§ Entries shown
● ● ● ●

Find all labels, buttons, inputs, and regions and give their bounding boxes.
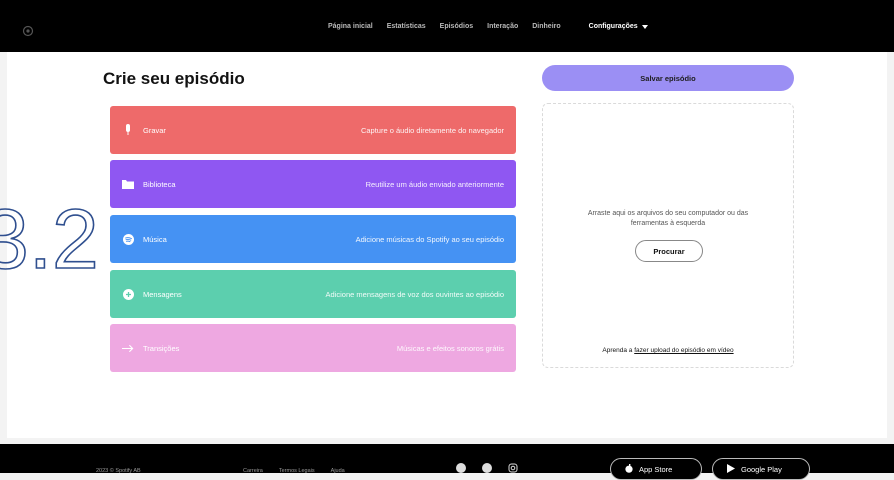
arrow-right-icon bbox=[122, 342, 134, 354]
music-card-label: Música bbox=[143, 234, 167, 244]
social-links bbox=[456, 463, 518, 473]
video-upload-link[interactable]: fazer upload do episódio em vídeo bbox=[634, 347, 733, 354]
folder-icon bbox=[122, 178, 134, 190]
nav-link-episodes[interactable]: Episódios bbox=[440, 23, 473, 30]
nav-links: Página inicial Estatísticas Episódios In… bbox=[328, 23, 648, 30]
footer-links: Carreira Termos Legais Ajuda bbox=[243, 468, 345, 474]
app-store-label: App Store bbox=[639, 464, 673, 474]
page-title: Crie seu episódio bbox=[103, 69, 245, 88]
transitions-card-description: Músicas e efeitos sonoros grátis bbox=[396, 343, 504, 353]
footer: 2023 © Spotify AB Carreira Termos Legais… bbox=[0, 444, 894, 480]
browse-button[interactable]: Procurar bbox=[635, 240, 703, 262]
step-number-overlay: 3.2 bbox=[0, 196, 100, 287]
footer-link-legal[interactable]: Termos Legais bbox=[279, 468, 315, 474]
nav-link-home[interactable]: Página inicial bbox=[328, 23, 373, 30]
library-card-description: Reutilize um áudio enviado anteriormente bbox=[365, 179, 504, 189]
spotify-icon bbox=[122, 233, 134, 245]
google-play-label: Google Play bbox=[741, 464, 782, 474]
file-dropzone[interactable]: Arraste aqui os arquivos do seu computad… bbox=[542, 103, 794, 368]
record-card-label: Gravar bbox=[143, 125, 166, 135]
instagram-icon[interactable] bbox=[508, 463, 518, 473]
facebook-icon[interactable] bbox=[456, 463, 466, 473]
plus-bubble-icon bbox=[122, 288, 134, 300]
settings-menu[interactable]: Configurações bbox=[589, 23, 648, 30]
dropzone-instructions: Arraste aqui os arquivos do seu computad… bbox=[587, 210, 749, 227]
music-card-description: Adicione músicas do Spotify ao seu episó… bbox=[355, 234, 504, 244]
footer-link-help[interactable]: Ajuda bbox=[331, 468, 345, 474]
copyright-text: 2023 © Spotify AB bbox=[96, 468, 141, 474]
chevron-down-icon bbox=[641, 24, 648, 29]
record-card[interactable]: Gravar Capture o áudio diretamente do na… bbox=[110, 106, 516, 154]
library-card[interactable]: Biblioteca Reutilize um áudio enviado an… bbox=[110, 160, 516, 208]
footer-link-careers[interactable]: Carreira bbox=[243, 468, 263, 474]
top-navigation: Página inicial Estatísticas Episódios In… bbox=[0, 0, 894, 52]
step-number-text: 3.2 bbox=[0, 196, 99, 286]
nav-link-stats[interactable]: Estatísticas bbox=[387, 23, 426, 30]
transitions-card-label: Transições bbox=[143, 343, 180, 353]
twitter-icon[interactable] bbox=[482, 463, 492, 473]
messages-card-label: Mensagens bbox=[143, 289, 182, 299]
help-prefix: Aprenda a bbox=[602, 347, 635, 354]
library-card-label: Biblioteca bbox=[143, 179, 176, 189]
microphone-icon bbox=[122, 124, 134, 136]
anchor-logo-icon[interactable] bbox=[22, 25, 34, 37]
save-episode-button[interactable]: Salvar episódio bbox=[542, 65, 794, 91]
record-card-description: Capture o áudio diretamente do navegador bbox=[360, 125, 504, 135]
google-play-button[interactable]: Google Play bbox=[712, 458, 810, 480]
music-card[interactable]: Música Adicione músicas do Spotify ao se… bbox=[110, 215, 516, 263]
messages-card[interactable]: Mensagens Adicione mensagens de voz dos … bbox=[110, 270, 516, 318]
transitions-card[interactable]: Transições Músicas e efeitos sonoros grá… bbox=[110, 324, 516, 372]
dropzone-help: Aprenda a fazer upload do episódio em ví… bbox=[543, 347, 793, 354]
messages-card-description: Adicione mensagens de voz dos ouvintes a… bbox=[325, 289, 504, 299]
nav-link-interaction[interactable]: Interação bbox=[487, 23, 518, 30]
app-store-button[interactable]: App Store bbox=[610, 458, 702, 480]
nav-link-money[interactable]: Dinheiro bbox=[532, 23, 560, 30]
settings-label: Configurações bbox=[588, 23, 638, 30]
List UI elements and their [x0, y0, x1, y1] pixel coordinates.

● ● ● ●

Copy the data above line for line, without changing anything, and omit the pictures.

Find all labels, buttons, inputs, and regions and give their bounding boxes.
arrow-right-icon bbox=[122, 342, 134, 354]
music-card-label: Música bbox=[143, 234, 167, 244]
social-links bbox=[456, 463, 518, 473]
video-upload-link[interactable]: fazer upload do episódio em vídeo bbox=[634, 347, 733, 354]
folder-icon bbox=[122, 178, 134, 190]
nav-link-episodes[interactable]: Episódios bbox=[440, 23, 473, 30]
nav-links: Página inicial Estatísticas Episódios In… bbox=[328, 23, 648, 30]
footer-links: Carreira Termos Legais Ajuda bbox=[243, 468, 345, 474]
app-store-label: App Store bbox=[639, 464, 673, 474]
page-title: Crie seu episódio bbox=[103, 69, 245, 88]
transitions-card-description: Músicas e efeitos sonoros grátis bbox=[396, 343, 504, 353]
footer: 2023 © Spotify AB Carreira Termos Legais… bbox=[0, 444, 894, 480]
browse-button[interactable]: Procurar bbox=[635, 240, 703, 262]
step-number-overlay: 3.2 bbox=[0, 196, 100, 287]
footer-link-legal[interactable]: Termos Legais bbox=[279, 468, 315, 474]
nav-link-home[interactable]: Página inicial bbox=[328, 23, 373, 30]
library-card-description: Reutilize um áudio enviado anteriormente bbox=[365, 179, 504, 189]
spotify-icon bbox=[122, 233, 134, 245]
google-play-label: Google Play bbox=[741, 464, 782, 474]
file-dropzone[interactable]: Arraste aqui os arquivos do seu computad… bbox=[542, 103, 794, 368]
record-card-label: Gravar bbox=[143, 125, 166, 135]
instagram-icon[interactable] bbox=[508, 463, 518, 473]
facebook-icon[interactable] bbox=[456, 463, 466, 473]
plus-bubble-icon bbox=[122, 288, 134, 300]
settings-menu[interactable]: Configurações bbox=[589, 23, 648, 30]
dropzone-instructions: Arraste aqui os arquivos do seu computad… bbox=[587, 210, 749, 227]
music-card-description: Adicione músicas do Spotify ao seu episó… bbox=[355, 234, 504, 244]
footer-link-help[interactable]: Ajuda bbox=[331, 468, 345, 474]
copyright-text: 2023 © Spotify AB bbox=[96, 468, 141, 474]
chevron-down-icon bbox=[641, 24, 648, 29]
record-card[interactable]: Gravar Capture o áudio diretamente do na… bbox=[110, 106, 516, 154]
library-card[interactable]: Biblioteca Reutilize um áudio enviado an… bbox=[110, 160, 516, 208]
footer-link-careers[interactable]: Carreira bbox=[243, 468, 263, 474]
top-navigation: Página inicial Estatísticas Episódios In… bbox=[0, 0, 894, 52]
step-number-text: 3.2 bbox=[0, 196, 99, 286]
nav-link-stats[interactable]: Estatísticas bbox=[387, 23, 426, 30]
transitions-card-label: Transições bbox=[143, 343, 180, 353]
twitter-icon[interactable] bbox=[482, 463, 492, 473]
messages-card-label: Mensagens bbox=[143, 289, 182, 299]
help-prefix: Aprenda a bbox=[602, 347, 635, 354]
library-card-label: Biblioteca bbox=[143, 179, 176, 189]
microphone-icon bbox=[122, 124, 134, 136]
anchor-logo-icon[interactable] bbox=[22, 25, 34, 37]
save-episode-button[interactable]: Salvar episódio bbox=[542, 65, 794, 91]
record-card-description: Capture o áudio diretamente do navegador bbox=[360, 125, 504, 135]
google-play-button[interactable]: Google Play bbox=[712, 458, 810, 480]
music-card[interactable]: Música Adicione músicas do Spotify ao se… bbox=[110, 215, 516, 263]
messages-card[interactable]: Mensagens Adicione mensagens de voz dos … bbox=[110, 270, 516, 318]
transitions-card[interactable]: Transições Músicas e efeitos sonoros grá… bbox=[110, 324, 516, 372]
dropzone-help: Aprenda a fazer upload do episódio em ví… bbox=[543, 347, 793, 354]
messages-card-description: Adicione mensagens de voz dos ouvintes a… bbox=[325, 289, 504, 299]
nav-link-interaction[interactable]: Interação bbox=[487, 23, 518, 30]
app-store-button[interactable]: App Store bbox=[610, 458, 702, 480]
nav-link-money[interactable]: Dinheiro bbox=[532, 23, 560, 30]
settings-label: Configurações bbox=[588, 23, 638, 30]
List UI elements and their [x0, y0, x1, y1] pixel coordinates.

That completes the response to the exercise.